**Written instruction:** Spot every line with the word "name" and return it.

**Figure content listings:**
--- Start ---
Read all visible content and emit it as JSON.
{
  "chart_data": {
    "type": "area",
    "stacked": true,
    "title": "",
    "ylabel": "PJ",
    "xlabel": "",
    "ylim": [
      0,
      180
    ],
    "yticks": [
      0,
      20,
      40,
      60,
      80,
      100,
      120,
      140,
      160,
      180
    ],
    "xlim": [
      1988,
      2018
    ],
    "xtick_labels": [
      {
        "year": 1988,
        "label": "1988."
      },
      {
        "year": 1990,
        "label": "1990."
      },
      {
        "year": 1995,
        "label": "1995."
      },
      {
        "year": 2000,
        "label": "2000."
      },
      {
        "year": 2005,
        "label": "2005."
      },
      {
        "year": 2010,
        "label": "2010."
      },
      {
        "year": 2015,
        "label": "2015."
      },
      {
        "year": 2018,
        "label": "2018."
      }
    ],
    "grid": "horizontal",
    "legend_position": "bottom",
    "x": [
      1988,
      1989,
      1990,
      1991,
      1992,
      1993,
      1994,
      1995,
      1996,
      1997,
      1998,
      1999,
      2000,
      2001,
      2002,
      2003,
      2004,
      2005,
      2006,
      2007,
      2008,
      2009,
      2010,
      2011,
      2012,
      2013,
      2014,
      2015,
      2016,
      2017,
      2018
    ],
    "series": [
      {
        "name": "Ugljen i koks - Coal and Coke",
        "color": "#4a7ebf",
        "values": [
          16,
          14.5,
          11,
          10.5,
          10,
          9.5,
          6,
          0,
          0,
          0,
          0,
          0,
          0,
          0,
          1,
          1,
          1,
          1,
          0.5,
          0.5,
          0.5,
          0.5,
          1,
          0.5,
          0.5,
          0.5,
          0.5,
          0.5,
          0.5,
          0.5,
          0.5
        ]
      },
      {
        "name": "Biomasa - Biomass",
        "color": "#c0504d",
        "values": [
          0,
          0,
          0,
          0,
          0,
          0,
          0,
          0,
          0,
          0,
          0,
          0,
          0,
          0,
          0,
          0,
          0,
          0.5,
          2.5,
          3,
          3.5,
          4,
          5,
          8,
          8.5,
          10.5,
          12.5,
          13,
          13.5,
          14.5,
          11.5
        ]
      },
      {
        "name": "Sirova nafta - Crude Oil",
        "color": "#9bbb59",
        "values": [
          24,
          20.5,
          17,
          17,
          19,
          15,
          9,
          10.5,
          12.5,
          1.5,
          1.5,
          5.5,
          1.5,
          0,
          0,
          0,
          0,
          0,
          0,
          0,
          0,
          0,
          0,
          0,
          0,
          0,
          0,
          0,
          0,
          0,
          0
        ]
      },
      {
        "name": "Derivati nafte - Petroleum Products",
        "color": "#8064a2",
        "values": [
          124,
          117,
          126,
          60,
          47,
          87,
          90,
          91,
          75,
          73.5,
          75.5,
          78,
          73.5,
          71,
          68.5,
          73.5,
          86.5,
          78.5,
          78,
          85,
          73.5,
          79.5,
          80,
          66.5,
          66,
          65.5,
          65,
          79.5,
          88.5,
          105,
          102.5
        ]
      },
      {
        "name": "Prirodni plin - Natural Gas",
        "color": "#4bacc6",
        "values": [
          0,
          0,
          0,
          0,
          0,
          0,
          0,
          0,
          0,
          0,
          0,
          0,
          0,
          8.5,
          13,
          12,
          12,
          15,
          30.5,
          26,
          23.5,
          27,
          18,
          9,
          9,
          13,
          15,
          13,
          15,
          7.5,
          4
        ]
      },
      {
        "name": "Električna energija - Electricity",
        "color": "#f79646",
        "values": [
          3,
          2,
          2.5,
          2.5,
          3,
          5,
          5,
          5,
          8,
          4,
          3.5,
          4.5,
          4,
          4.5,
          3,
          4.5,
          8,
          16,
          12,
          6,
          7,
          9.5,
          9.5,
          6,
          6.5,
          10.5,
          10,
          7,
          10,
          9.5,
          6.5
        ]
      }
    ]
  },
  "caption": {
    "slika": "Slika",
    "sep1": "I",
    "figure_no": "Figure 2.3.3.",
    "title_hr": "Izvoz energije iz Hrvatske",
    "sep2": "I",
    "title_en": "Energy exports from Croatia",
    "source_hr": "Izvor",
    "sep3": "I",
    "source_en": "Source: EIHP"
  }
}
--- End ---
**Answer:**
        "name": "Ugljen i koks - Coal and Coke",
        "name": "Biomasa - Biomass",
        "name": "Sirova nafta - Crude Oil",
        "name": "Derivati nafte - Petroleum Products",
        "name": "Prirodni plin - Natural Gas",
        "name": "Električna energija - Electricity",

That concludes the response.